== Task details ==
Scan the records for the string "CUNEO"; copy each line where it occurs.

== Supplied material ==
- - -
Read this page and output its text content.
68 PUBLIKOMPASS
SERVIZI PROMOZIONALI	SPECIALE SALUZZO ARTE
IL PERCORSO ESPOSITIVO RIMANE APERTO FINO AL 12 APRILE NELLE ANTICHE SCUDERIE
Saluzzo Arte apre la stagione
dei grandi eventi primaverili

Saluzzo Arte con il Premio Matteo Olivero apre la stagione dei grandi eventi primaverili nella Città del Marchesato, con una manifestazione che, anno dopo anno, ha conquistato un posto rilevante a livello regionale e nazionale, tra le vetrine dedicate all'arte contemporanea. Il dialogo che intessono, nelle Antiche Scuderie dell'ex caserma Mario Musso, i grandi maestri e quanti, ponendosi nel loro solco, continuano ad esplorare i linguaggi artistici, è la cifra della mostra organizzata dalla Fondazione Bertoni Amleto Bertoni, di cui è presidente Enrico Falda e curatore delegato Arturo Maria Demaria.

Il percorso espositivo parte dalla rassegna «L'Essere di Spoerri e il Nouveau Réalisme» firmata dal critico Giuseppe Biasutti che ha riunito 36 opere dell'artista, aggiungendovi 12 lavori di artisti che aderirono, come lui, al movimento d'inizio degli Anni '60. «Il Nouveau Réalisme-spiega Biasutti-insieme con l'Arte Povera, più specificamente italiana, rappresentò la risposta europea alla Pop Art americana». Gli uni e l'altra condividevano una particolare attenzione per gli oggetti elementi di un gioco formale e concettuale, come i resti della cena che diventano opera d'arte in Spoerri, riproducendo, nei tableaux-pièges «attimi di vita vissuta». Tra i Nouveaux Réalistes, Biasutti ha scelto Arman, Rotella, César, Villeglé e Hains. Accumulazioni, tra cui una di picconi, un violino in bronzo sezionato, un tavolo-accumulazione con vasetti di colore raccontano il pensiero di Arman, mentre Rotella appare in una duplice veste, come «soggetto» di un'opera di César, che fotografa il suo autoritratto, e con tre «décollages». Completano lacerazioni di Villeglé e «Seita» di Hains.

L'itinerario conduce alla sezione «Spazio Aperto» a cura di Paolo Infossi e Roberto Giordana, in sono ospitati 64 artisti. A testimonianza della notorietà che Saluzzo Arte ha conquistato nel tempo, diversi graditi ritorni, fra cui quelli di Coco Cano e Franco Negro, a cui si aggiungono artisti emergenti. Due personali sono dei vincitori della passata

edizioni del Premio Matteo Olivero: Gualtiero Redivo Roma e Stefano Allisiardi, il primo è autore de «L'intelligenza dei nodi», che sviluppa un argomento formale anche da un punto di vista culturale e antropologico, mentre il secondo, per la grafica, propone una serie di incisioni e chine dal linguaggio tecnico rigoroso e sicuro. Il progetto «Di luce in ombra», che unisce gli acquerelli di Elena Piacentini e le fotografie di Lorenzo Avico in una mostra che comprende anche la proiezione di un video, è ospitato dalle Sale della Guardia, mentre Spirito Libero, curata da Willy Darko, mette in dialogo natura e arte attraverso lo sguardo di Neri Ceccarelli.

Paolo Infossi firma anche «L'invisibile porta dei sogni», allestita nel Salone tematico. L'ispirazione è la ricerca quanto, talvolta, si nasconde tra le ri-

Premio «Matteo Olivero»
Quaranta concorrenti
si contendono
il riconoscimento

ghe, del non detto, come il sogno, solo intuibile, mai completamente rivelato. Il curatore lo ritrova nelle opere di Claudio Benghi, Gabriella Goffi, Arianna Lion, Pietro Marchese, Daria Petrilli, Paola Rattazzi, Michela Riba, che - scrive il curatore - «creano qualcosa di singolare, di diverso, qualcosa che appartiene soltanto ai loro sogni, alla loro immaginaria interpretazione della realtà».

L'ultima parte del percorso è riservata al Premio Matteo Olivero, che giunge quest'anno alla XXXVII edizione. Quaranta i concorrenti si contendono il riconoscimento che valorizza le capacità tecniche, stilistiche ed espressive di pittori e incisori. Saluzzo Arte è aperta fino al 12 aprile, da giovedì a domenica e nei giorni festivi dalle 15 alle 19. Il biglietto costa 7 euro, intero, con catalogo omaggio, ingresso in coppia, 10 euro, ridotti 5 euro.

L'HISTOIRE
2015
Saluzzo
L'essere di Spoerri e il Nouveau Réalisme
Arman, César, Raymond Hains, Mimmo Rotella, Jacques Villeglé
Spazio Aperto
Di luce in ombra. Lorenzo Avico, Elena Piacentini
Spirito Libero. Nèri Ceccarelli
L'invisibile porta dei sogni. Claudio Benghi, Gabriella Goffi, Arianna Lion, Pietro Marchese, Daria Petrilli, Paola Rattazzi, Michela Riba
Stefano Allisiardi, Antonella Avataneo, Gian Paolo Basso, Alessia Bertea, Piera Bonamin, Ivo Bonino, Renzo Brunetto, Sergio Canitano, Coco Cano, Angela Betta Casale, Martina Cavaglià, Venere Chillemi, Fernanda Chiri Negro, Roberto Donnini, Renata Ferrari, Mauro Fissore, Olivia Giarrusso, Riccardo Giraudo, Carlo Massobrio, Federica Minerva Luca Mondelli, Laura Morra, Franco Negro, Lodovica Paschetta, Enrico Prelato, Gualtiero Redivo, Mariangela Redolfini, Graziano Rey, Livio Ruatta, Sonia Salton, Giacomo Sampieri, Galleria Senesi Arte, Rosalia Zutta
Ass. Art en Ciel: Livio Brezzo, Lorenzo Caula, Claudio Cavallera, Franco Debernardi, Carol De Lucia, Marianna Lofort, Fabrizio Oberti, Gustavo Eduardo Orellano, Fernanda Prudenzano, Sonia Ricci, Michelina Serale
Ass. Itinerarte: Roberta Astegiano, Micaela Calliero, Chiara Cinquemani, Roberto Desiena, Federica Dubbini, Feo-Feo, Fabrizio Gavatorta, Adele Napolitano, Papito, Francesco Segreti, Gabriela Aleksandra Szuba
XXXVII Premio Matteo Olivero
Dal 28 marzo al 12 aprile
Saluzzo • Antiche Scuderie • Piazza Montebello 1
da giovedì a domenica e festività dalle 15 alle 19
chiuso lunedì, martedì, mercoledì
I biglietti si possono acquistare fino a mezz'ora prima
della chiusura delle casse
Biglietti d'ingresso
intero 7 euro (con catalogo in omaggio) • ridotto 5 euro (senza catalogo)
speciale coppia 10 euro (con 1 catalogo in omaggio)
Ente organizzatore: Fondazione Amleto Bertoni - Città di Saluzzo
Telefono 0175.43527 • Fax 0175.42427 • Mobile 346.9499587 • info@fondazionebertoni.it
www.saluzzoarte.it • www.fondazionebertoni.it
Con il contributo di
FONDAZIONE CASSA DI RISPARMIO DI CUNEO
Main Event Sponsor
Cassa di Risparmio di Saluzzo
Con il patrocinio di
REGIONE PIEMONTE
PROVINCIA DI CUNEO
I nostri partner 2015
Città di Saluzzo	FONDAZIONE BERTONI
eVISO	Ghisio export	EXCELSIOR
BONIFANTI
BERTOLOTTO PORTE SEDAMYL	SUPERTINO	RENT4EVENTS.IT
- - -
== Final result ==
FONDAZIONE CASSA DI RISPARMIO DI CUNEO
PROVINCIA DI CUNEO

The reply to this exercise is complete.